#### Source document
********

The RIBA’s monthly Future Trends Survey was launched in January 2009 to
monitor business and employment trends affecting the architects’ profession.
Participants give monthly predictions for overall workload and staffing levels
over the next three months, and are also asked about their workload predictions
in key sectors: private housing, commercial, community and public sector. Practices
are also asked on a quarterly basis about their current workload and staffing
levels. The Survey is carried out by the RIBA in partnership with the Fees Bureau.
The following is a summary analysis of the results from the
October 2013 Survey returns.
Future workload (October 2013)
How do you expect the architectural workload in the organisation you work in or own to change over the next three months?
|Stay the same
(The definition for the balance figure is the difference between those expecting more work and those expecting less.)
The RIBA Future Trends Workload Index sustained a further
significant increase this month, rising to +35 in October 2013 from +26 in
September 2013. This is the highest balance figure for our key workload forecast
index since we started the RIBA Future Trends Survey in January 2009, and
suggesting an aggregate upturn in project enquiries this autumn. Our practices
are increasingly optimistic about their medium term future work flows.
Of even greater significance is that our quarterly returns for the
levels of actual work in progress are now showing an annual increase for the
first time since the financial crisis, suggesting that an extremely challenging
and drawn out recession in the market for architectural services is finally
coming to an end. Our practices reported an 11% aggregate increase in workload
between October 2012 and October 2013. We estimate though that overall
architects’ workloads are about one third below the peak of early 2008, so there
remains a huge amount of lost territory to make up. We will be monitoring
closely to see if this growth is maintained when we next ask for quarterly work
in progress figures in January 2014.
All categories of practices by size, and all the nations and
regions in the UK, returned positive workload forecast balance figures in
October 2013, continuing to indicate that the growing optimism about an upturn
in overall workloads is now widespread throughout the UK and across the
difference scales of practice.

********

#### Objective 1
In the entries, from the line with "toc-entry-label: Index (240, 663, 283, 681)" to the line with "toc-entry-trailer-towing[interactable] (218, 506, 725, 535)", switch "toc-entry-page" to "toc-entry-number" and give those lines again with nothing else changed.

#### Records for this exercise
********

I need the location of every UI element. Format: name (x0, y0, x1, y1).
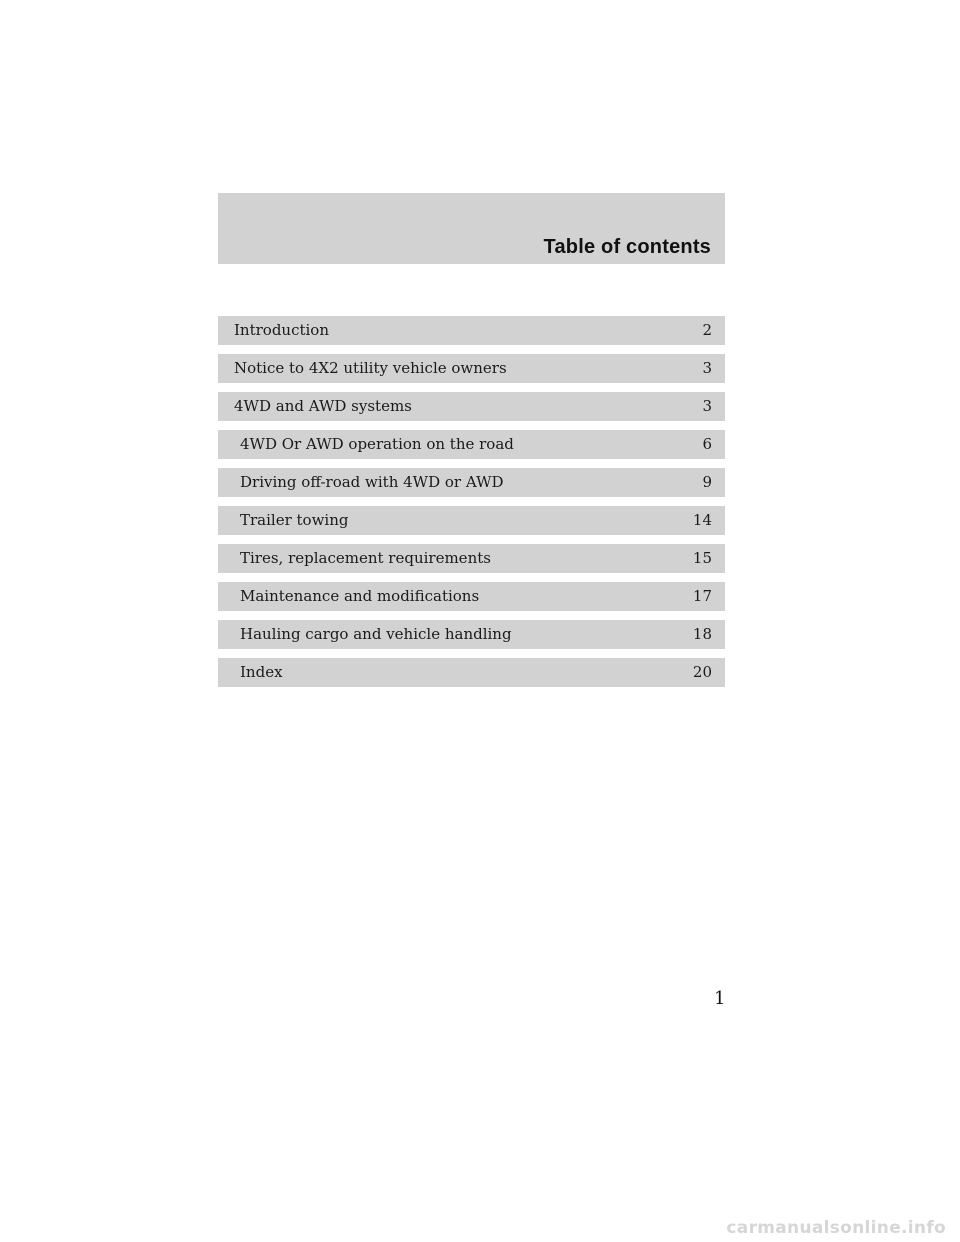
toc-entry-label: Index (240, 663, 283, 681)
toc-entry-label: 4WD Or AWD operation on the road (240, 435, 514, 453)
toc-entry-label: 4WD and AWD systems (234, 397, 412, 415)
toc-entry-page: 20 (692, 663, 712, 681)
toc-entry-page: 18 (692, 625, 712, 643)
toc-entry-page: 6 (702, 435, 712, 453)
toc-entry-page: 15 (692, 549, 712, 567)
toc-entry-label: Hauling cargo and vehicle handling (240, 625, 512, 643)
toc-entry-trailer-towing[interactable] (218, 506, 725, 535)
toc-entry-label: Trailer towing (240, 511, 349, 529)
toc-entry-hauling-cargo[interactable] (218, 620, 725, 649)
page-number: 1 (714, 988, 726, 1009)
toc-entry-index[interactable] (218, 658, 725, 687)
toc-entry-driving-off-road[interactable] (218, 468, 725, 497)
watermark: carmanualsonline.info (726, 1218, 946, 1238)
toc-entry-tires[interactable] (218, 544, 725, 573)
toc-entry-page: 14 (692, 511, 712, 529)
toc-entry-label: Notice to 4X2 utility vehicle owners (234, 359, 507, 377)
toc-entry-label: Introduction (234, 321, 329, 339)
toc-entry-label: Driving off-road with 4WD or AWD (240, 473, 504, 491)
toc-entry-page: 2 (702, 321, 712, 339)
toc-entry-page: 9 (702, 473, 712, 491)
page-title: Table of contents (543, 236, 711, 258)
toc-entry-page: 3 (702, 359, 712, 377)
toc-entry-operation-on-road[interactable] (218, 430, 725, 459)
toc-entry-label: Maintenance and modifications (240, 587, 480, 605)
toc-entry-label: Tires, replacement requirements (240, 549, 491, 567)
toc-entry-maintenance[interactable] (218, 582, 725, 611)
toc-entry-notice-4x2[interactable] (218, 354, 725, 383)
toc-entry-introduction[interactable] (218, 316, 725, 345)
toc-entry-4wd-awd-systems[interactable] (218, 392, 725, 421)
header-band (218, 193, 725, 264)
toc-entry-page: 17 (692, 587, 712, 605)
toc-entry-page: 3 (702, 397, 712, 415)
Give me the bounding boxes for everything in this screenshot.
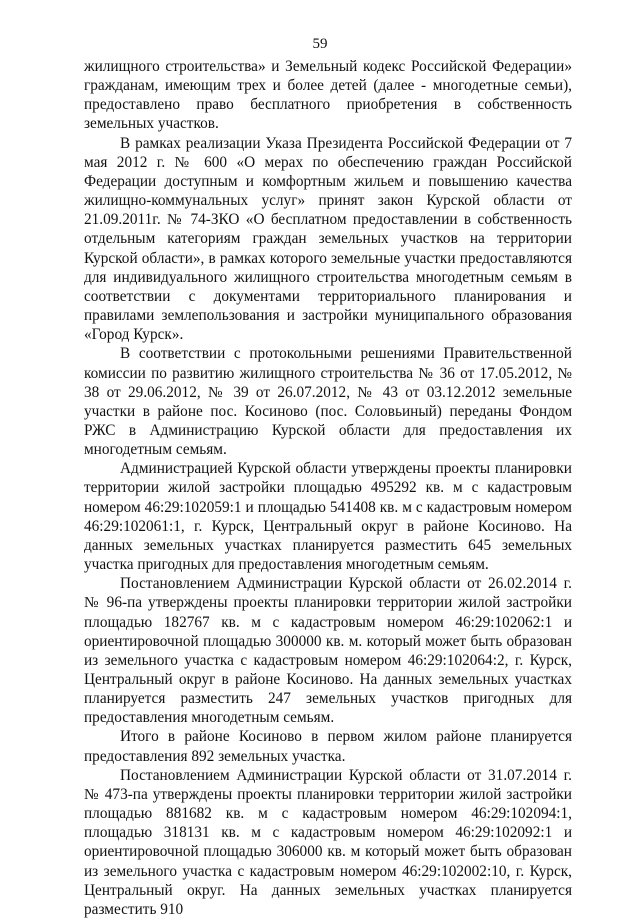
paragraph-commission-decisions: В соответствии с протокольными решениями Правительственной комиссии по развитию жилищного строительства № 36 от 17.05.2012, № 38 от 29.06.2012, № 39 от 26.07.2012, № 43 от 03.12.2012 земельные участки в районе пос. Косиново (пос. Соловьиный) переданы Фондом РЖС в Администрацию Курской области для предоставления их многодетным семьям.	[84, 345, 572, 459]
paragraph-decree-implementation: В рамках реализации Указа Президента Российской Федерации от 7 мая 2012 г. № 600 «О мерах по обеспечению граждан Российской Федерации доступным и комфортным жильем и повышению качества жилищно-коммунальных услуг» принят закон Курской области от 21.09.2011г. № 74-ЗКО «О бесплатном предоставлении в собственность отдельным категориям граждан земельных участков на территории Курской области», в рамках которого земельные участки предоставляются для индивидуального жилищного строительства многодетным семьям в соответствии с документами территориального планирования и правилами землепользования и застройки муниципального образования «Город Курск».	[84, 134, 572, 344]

********

#### Objective 2
Reproduce the RIBA survey summary verbatim from "The RIBA’s monthly" to "workload (October 2013)".

#### Answer 1
toc-entry-label: Index (240, 663, 283, 681)
toc-entry-label: 4WD Or AWD operation on the road (240, 435, 514, 453)
toc-entry-label: 4WD and AWD systems (234, 397, 412, 415)
toc-entry-number: 20 (692, 663, 712, 681)
toc-entry-number: 18 (692, 625, 712, 643)
toc-entry-number: 6 (702, 435, 712, 453)
toc-entry-number: 15 (692, 549, 712, 567)
toc-entry-label: Hauling cargo and vehicle handling (240, 625, 512, 643)
toc-entry-trailer-towing[interactable] (218, 506, 725, 535)

#### Answer 2
The RIBA’s monthly Future Trends Survey was launched in January 2009 to
monitor business and employment trends affecting the architects’ profession.
Participants give monthly predictions for overall workload and staffing levels
over the next three months, and are also asked about their workload predictions
in key sectors: private housing, commercial, community and public sector. Practices
are also asked on a quarterly basis about their current workload and staffing
levels. The Survey is carried out by the RIBA in partnership with the Fees Bureau.
The following is a summary analysis of the results from the
October 2013 Survey returns.
Future workload (October 2013)